## Begin

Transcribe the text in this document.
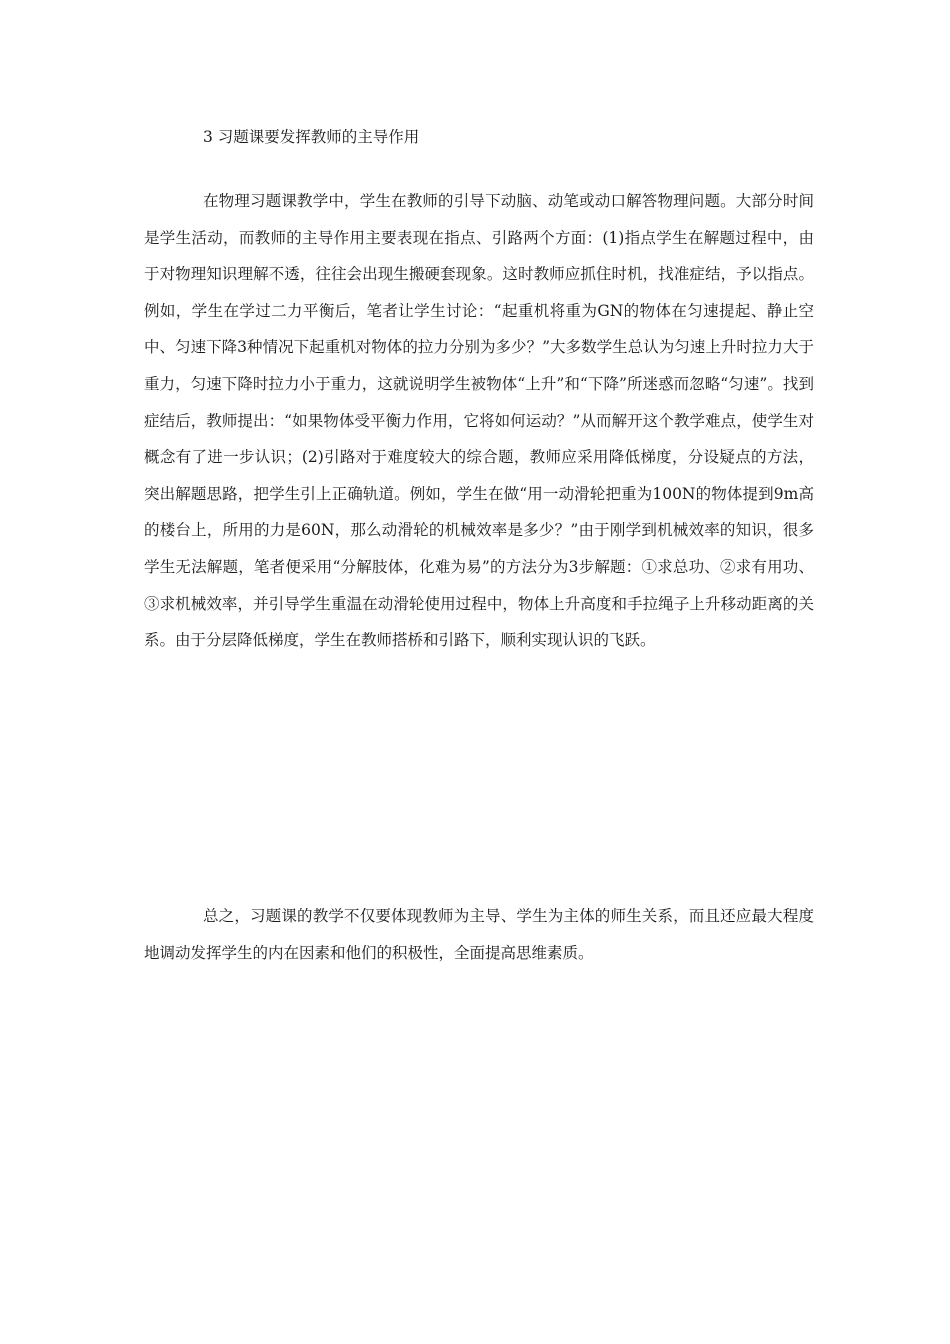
3 习题课要发挥教师的主导作用

在物理习题课教学中，学生在教师的引导下动脑、动笔或动口解答物理问题。大部分时间是学生活动，而教师的主导作用主要表现在指点、引路两个方面：(1)指点学生在解题过程中，由于对物理知识理解不透，往往会出现生搬硬套现象。这时教师应抓住时机，找准症结，予以指点。例如，学生在学过二力平衡后，笔者让学生讨论：“起重机将重为GN的物体在匀速提起、静止空中、匀速下降3种情况下起重机对物体的拉力分别为多少？”大多数学生总认为匀速上升时拉力大于重力，匀速下降时拉力小于重力，这就说明学生被物体“上升”和“下降”所迷惑而忽略“匀速”。找到症结后，教师提出：“如果物体受平衡力作用，它将如何运动？”从而解开这个教学难点，使学生对概念有了进一步认识；(2)引路对于难度较大的综合题，教师应采用降低梯度，分设疑点的方法，突出解题思路，把学生引上正确轨道。例如，学生在做“用一动滑轮把重为100N的物体提到9m高的楼台上，所用的力是60N，那么动滑轮的机械效率是多少？”由于刚学到机械效率的知识，很多学生无法解题，笔者便采用“分解肢体，化难为易”的方法分为3步解题：①求总功、②求有用功、③求机械效率，并引导学生重温在动滑轮使用过程中，物体上升高度和手拉绳子上升移动距离的关系。由于分层降低梯度，学生在教师搭桥和引路下，顺利实现认识的飞跃。

总之，习题课的教学不仅要体现教师为主导、学生为主体的师生关系，而且还应最大程度地调动发挥学生的内在因素和他们的积极性，全面提高思维素质。
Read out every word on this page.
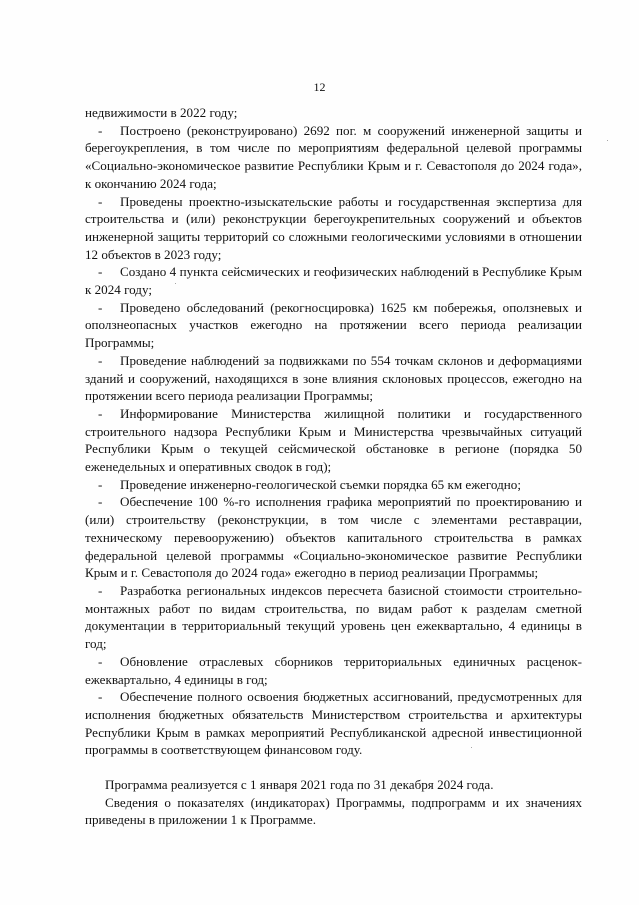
12

недвижимости в 2022 году;

- Построено (реконструировано) 2692 пог. м сооружений инженерной защиты и берегоукрепления, в том числе по мероприятиям федеральной целевой программы «Социально-экономическое развитие Республики Крым и г. Севастополя до 2024 года», к окончанию 2024 года;

- Проведены проектно-изыскательские работы и государственная экспертиза для строительства и (или) реконструкции берегоукрепительных сооружений и объектов инженерной защиты территорий со сложными геологическими условиями в отношении 12 объектов в 2023 году;

- Создано 4 пункта сейсмических и геофизических наблюдений в Республике Крым к 2024 году;

- Проведено обследований (рекогносцировка) 1625 км побережья, оползневых и оползнеопасных участков ежегодно на протяжении всего периода реализации Программы;

- Проведение наблюдений за подвижками по 554 точкам склонов и деформациями зданий и сооружений, находящихся в зоне влияния склоновых процессов, ежегодно на протяжении всего периода реализации Программы;

- Информирование Министерства жилищной политики и государственного строительного надзора Республики Крым и Министерства чрезвычайных ситуаций Республики Крым о текущей сейсмической обстановке в регионе (порядка 50 еженедельных и оперативных сводок в год);

- Проведение инженерно-геологической съемки порядка 65 км ежегодно;

- Обеспечение 100 %-го исполнения графика мероприятий по проектированию и (или) строительству (реконструкции, в том числе с элементами реставрации, техническому перевооружению) объектов капитального строительства в рамках федеральной целевой программы «Социально-экономическое развитие Республики Крым и г. Севастополя до 2024 года» ежегодно в период реализации Программы;

- Разработка региональных индексов пересчета базисной стоимости строительно-монтажных работ по видам строительства, по видам работ к разделам сметной документации в территориальный текущий уровень цен ежеквартально, 4 единицы в год;

- Обновление отраслевых сборников территориальных единичных расценок-ежеквартально, 4 единицы в год;

- Обеспечение полного освоения бюджетных ассигнований, предусмотренных для исполнения бюджетных обязательств Министерством строительства и архитектуры Республики Крым в рамках мероприятий Республиканской адресной инвестиционной программы в соответствующем финансовом году.

Программа реализуется с 1 января 2021 года по 31 декабря 2024 года.

Сведения о показателях (индикаторах) Программы, подпрограмм и их значениях приведены в приложении 1 к Программе.
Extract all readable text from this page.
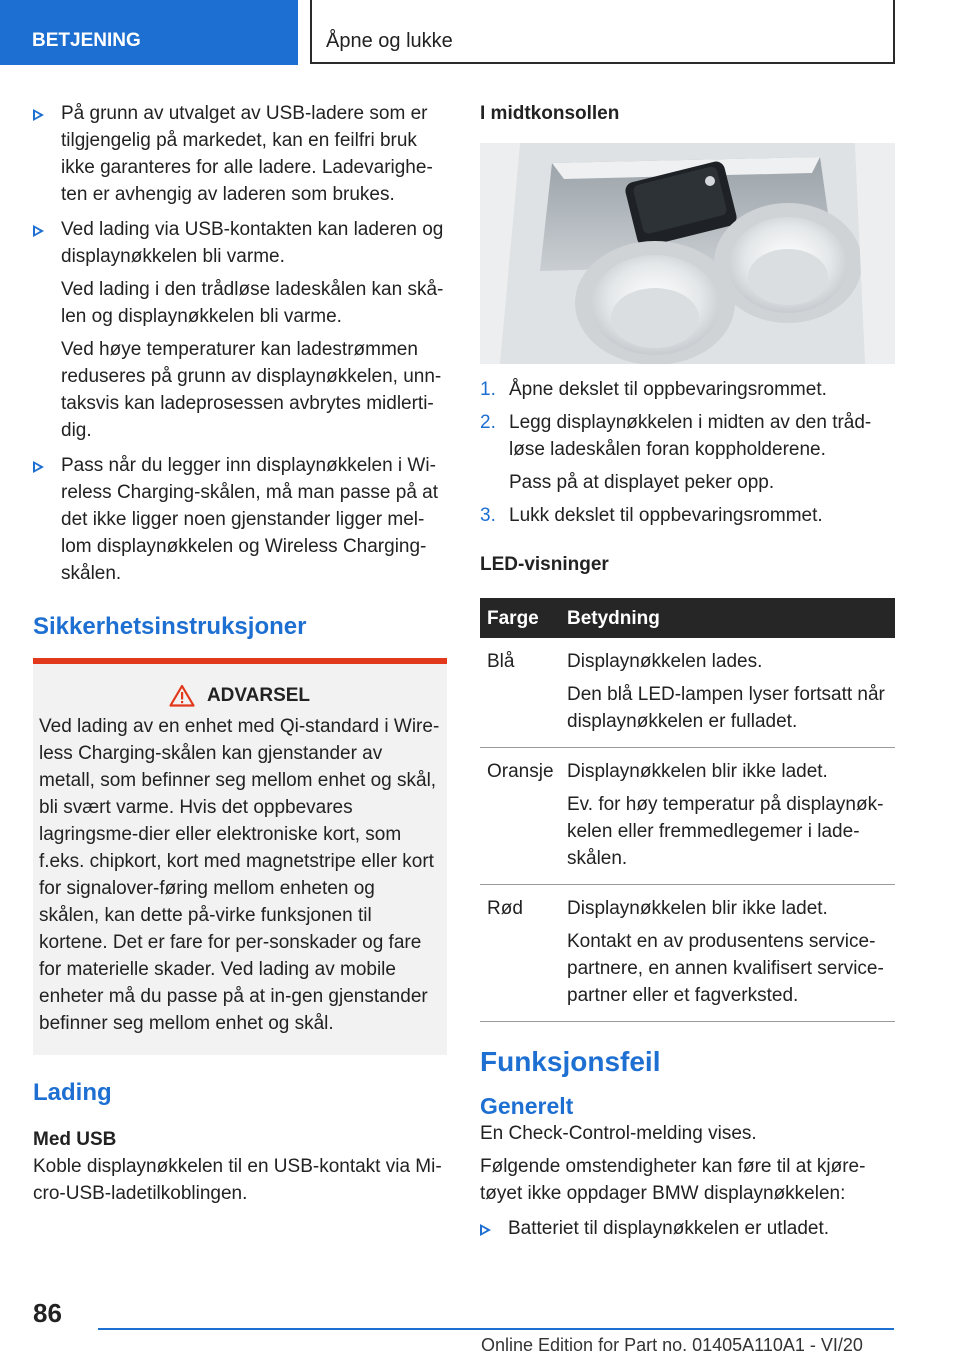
BETJENING	Åpne og lukke
På grunn av utvalget av USB-ladere som er tilgjengelig på markedet, kan en feilfri bruk ikke garanteres for alle ladere. Ladevarighe-ten er avhengig av laderen som brukes.
Ved lading via USB-kontakten kan laderen og displaynøkkelen bli varme.

Ved lading i den trådløse ladeskålen kan skå-len og displaynøkkelen bli varme.

Ved høye temperaturer kan ladestrømmen reduseres på grunn av displaynøkkelen, unn-taksvis kan ladeprosessen avbrytes midlerti-dig.

Pass når du legger inn displaynøkkelen i Wi-reless Charging-skålen, må man passe på at det ikke ligger noen gjenstander ligger mel-lom displaynøkkelen og Wireless Charging-skålen.
Sikkerhetsinstruksjoner
ADVARSEL
Ved lading av en enhet med Qi-standard i Wire-less Charging-skålen kan gjenstander av metall, som befinner seg mellom enhet og skål, bli svært varme. Hvis det oppbevares lagringsme-dier eller elektroniske kort, som f.eks. chipkort, kort med magnetstripe eller kort for signalover-føring mellom enheten og skålen, kan dette på-virke funksjonen til kortene. Det er fare for per-sonskader og fare for materielle skader. Ved lading av mobile enheter må du passe på at in-gen gjenstander befinner seg mellom enhet og skål.
Lading

Med USB

Koble displaynøkkelen til en USB-kontakt via Mi-cro-USB-ladetilkoblingen.

I midtkonsollen

1. Åpne dekslet til oppbevaringsrommet.
2. Legg displaynøkkelen i midten av den tråd-løse ladeskålen foran koppholderene.

Pass på at displayet peker opp.

3. Lukk dekslet til oppbevaringsrommet.

LED-visninger

Farge	Betydning
Blå	Displaynøkkelen lades.

Den blå LED-lampen lyser fortsatt når displaynøkkelen er fulladet.

Oransje	Displaynøkkelen blir ikke ladet.

Ev. for høy temperatur på displaynøk-kelen eller fremmedlegemer i lade-skålen.

Rød	Displaynøkkelen blir ikke ladet.

Kontakt en av produsentens service-partnere, en annen kvalifisert service-partner eller et fagverksted.

Funksjonsfeil
Generelt

En Check-Control-melding vises.

Følgende omstendigheter kan føre til at kjøre-tøyet ikke oppdager BMW displaynøkkelen:

Batteriet til displaynøkkelen er utladet.
86
Online Edition for Part no. 01405A110A1 - VI/20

## End

## STATED PROBLEM
Can you repeat every record above exactly, apart from the pictures?

## FULL OUTPUT
Transcribe the text in this document.
3 习题课要发挥教师的主导作用

在物理习题课教学中，学生在教师的引导下动脑、动笔或动口解答物理问题。大部分时间是学生活动，而教师的主导作用主要表现在指点、引路两个方面：(1)指点学生在解题过程中，由于对物理知识理解不透，往往会出现生搬硬套现象。这时教师应抓住时机，找准症结，予以指点。例如，学生在学过二力平衡后，笔者让学生讨论：“起重机将重为GN的物体在匀速提起、静止空中、匀速下降3种情况下起重机对物体的拉力分别为多少？”大多数学生总认为匀速上升时拉力大于重力，匀速下降时拉力小于重力，这就说明学生被物体“上升”和“下降”所迷惑而忽略“匀速”。找到症结后，教师提出：“如果物体受平衡力作用，它将如何运动？”从而解开这个教学难点，使学生对概念有了进一步认识；(2)引路对于难度较大的综合题，教师应采用降低梯度，分设疑点的方法，突出解题思路，把学生引上正确轨道。例如，学生在做“用一动滑轮把重为100N的物体提到9m高的楼台上，所用的力是60N，那么动滑轮的机械效率是多少？”由于刚学到机械效率的知识，很多学生无法解题，笔者便采用“分解肢体，化难为易”的方法分为3步解题：①求总功、②求有用功、③求机械效率，并引导学生重温在动滑轮使用过程中，物体上升高度和手拉绳子上升移动距离的关系。由于分层降低梯度，学生在教师搭桥和引路下，顺利实现认识的飞跃。

总之，习题课的教学不仅要体现教师为主导、学生为主体的师生关系，而且还应最大程度地调动发挥学生的内在因素和他们的积极性，全面提高思维素质。
Read out every word on this page.
12

недвижимости в 2022 году;

- Построено (реконструировано) 2692 пог. м сооружений инженерной защиты и берегоукрепления, в том числе по мероприятиям федеральной целевой программы «Социально-экономическое развитие Республики Крым и г. Севастополя до 2024 года», к окончанию 2024 года;

- Проведены проектно-изыскательские работы и государственная экспертиза для строительства и (или) реконструкции берегоукрепительных сооружений и объектов инженерной защиты территорий со сложными геологическими условиями в отношении 12 объектов в 2023 году;

- Создано 4 пункта сейсмических и геофизических наблюдений в Республике Крым к 2024 году;

- Проведено обследований (рекогносцировка) 1625 км побережья, оползневых и оползнеопасных участков ежегодно на протяжении всего периода реализации Программы;

- Проведение наблюдений за подвижками по 554 точкам склонов и деформациями зданий и сооружений, находящихся в зоне влияния склоновых процессов, ежегодно на протяжении всего периода реализации Программы;

- Информирование Министерства жилищной политики и государственного строительного надзора Республики Крым и Министерства чрезвычайных ситуаций Республики Крым о текущей сейсмической обстановке в регионе (порядка 50 еженедельных и оперативных сводок в год);

- Проведение инженерно-геологической съемки порядка 65 км ежегодно;

- Обеспечение 100 %-го исполнения графика мероприятий по проектированию и (или) строительству (реконструкции, в том числе с элементами реставрации, техническому перевооружению) объектов капитального строительства в рамках федеральной целевой программы «Социально-экономическое развитие Республики Крым и г. Севастополя до 2024 года» ежегодно в период реализации Программы;

- Разработка региональных индексов пересчета базисной стоимости строительно-монтажных работ по видам строительства, по видам работ к разделам сметной документации в территориальный текущий уровень цен ежеквартально, 4 единицы в год;

- Обновление отраслевых сборников территориальных единичных расценок-ежеквартально, 4 единицы в год;

- Обеспечение полного освоения бюджетных ассигнований, предусмотренных для исполнения бюджетных обязательств Министерством строительства и архитектуры Республики Крым в рамках мероприятий Республиканской адресной инвестиционной программы в соответствующем финансовом году.

Программа реализуется с 1 января 2021 года по 31 декабря 2024 года.

Сведения о показателях (индикаторах) Программы, подпрограмм и их значениях приведены в приложении 1 к Программе.
Extract all readable text from this page.
BETJENING	Åpne og lukke
På grunn av utvalget av USB-ladere som er tilgjengelig på markedet, kan en feilfri bruk ikke garanteres for alle ladere. Ladevarighe-ten er avhengig av laderen som brukes.
Ved lading via USB-kontakten kan laderen og displaynøkkelen bli varme.

Ved lading i den trådløse ladeskålen kan skå-len og displaynøkkelen bli varme.

Ved høye temperaturer kan ladestrømmen reduseres på grunn av displaynøkkelen, unn-taksvis kan ladeprosessen avbrytes midlerti-dig.

Pass når du legger inn displaynøkkelen i Wi-reless Charging-skålen, må man passe på at det ikke ligger noen gjenstander ligger mel-lom displaynøkkelen og Wireless Charging-skålen.
Sikkerhetsinstruksjoner
ADVARSEL
Ved lading av en enhet med Qi-standard i Wire-less Charging-skålen kan gjenstander av metall, som befinner seg mellom enhet og skål, bli svært varme. Hvis det oppbevares lagringsme-dier eller elektroniske kort, som f.eks. chipkort, kort med magnetstripe eller kort for signalover-føring mellom enheten og skålen, kan dette på-virke funksjonen til kortene. Det er fare for per-sonskader og fare for materielle skader. Ved lading av mobile enheter må du passe på at in-gen gjenstander befinner seg mellom enhet og skål.
Lading

Med USB

Koble displaynøkkelen til en USB-kontakt via Mi-cro-USB-ladetilkoblingen.

I midtkonsollen

1. Åpne dekslet til oppbevaringsrommet.
2. Legg displaynøkkelen i midten av den tråd-løse ladeskålen foran koppholderene.

Pass på at displayet peker opp.

3. Lukk dekslet til oppbevaringsrommet.

LED-visninger

Farge	Betydning
Blå	Displaynøkkelen lades.

Den blå LED-lampen lyser fortsatt når displaynøkkelen er fulladet.

Oransje	Displaynøkkelen blir ikke ladet.

Ev. for høy temperatur på displaynøk-kelen eller fremmedlegemer i lade-skålen.

Rød	Displaynøkkelen blir ikke ladet.

Kontakt en av produsentens service-partnere, en annen kvalifisert service-partner eller et fagverksted.

Funksjonsfeil
Generelt

En Check-Control-melding vises.

Følgende omstendigheter kan føre til at kjøre-tøyet ikke oppdager BMW displaynøkkelen:

Batteriet til displaynøkkelen er utladet.
86
Online Edition for Part no. 01405A110A1 - VI/20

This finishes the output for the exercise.